Set exercise:
Gather all lines with the word "JSON" in them.

Saved entries

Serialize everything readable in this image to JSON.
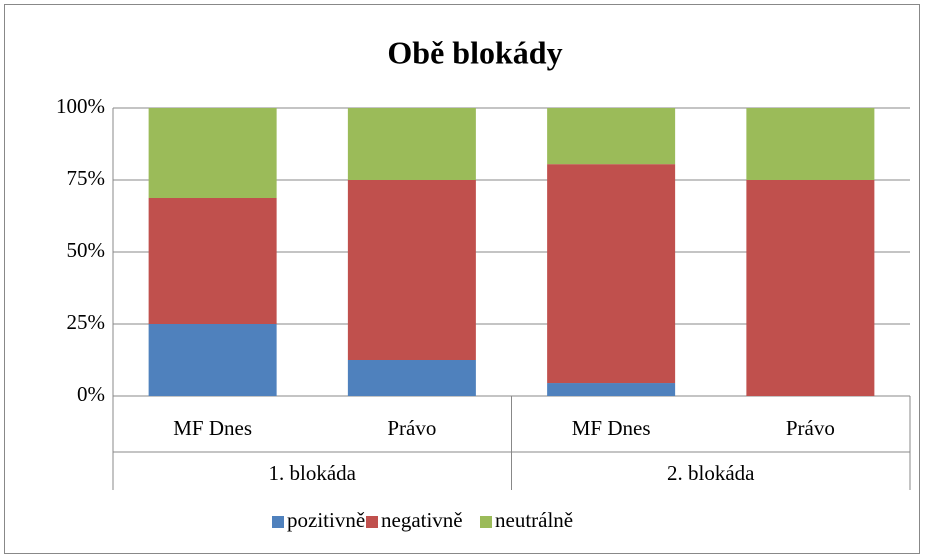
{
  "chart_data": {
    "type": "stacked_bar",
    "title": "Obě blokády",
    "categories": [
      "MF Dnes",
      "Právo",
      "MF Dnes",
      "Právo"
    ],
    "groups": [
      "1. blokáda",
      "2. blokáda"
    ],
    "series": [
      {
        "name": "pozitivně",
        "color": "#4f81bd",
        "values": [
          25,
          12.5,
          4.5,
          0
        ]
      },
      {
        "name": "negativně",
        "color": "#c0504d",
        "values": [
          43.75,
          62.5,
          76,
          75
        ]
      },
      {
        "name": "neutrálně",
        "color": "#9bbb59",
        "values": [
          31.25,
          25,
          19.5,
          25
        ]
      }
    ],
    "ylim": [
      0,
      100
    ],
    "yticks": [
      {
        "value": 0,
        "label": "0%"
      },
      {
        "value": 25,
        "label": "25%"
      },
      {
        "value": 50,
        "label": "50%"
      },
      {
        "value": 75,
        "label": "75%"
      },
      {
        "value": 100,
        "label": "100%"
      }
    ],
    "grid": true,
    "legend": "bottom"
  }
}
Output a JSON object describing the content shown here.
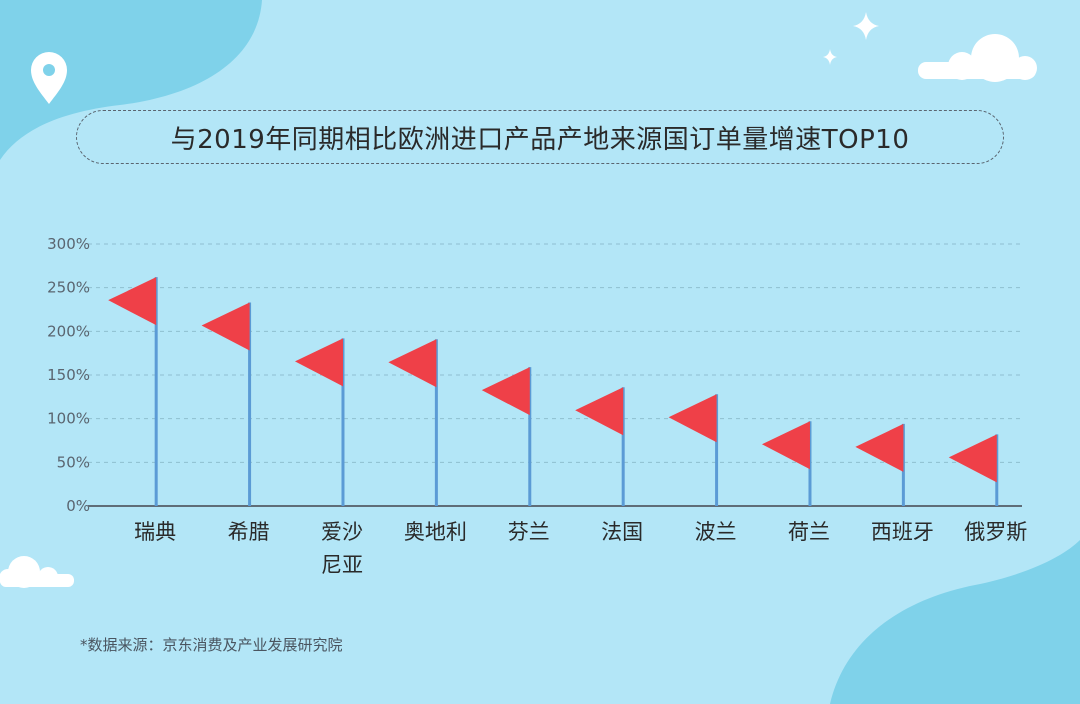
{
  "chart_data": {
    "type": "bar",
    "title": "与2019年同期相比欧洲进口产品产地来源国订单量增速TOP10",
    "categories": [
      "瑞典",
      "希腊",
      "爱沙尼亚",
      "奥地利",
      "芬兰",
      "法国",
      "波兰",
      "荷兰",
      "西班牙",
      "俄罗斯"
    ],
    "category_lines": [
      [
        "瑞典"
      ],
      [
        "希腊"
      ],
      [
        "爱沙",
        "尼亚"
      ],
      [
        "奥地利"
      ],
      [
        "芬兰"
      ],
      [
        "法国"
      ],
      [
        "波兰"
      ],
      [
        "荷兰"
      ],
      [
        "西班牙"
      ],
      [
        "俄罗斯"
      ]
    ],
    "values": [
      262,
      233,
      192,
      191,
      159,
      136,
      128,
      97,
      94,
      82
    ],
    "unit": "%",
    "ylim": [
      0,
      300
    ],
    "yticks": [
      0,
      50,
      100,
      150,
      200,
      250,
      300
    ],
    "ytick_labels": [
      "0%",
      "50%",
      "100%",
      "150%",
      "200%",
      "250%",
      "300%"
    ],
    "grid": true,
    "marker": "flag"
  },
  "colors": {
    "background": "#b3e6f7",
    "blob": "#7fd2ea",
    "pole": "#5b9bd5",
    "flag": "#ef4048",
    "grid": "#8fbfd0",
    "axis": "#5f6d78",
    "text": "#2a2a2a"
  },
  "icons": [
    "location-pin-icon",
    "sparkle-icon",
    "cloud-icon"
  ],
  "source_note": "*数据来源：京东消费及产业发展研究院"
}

Correct response:
Serialize everything readable in this image to JSON.
Output a JSON object describing the content shown here.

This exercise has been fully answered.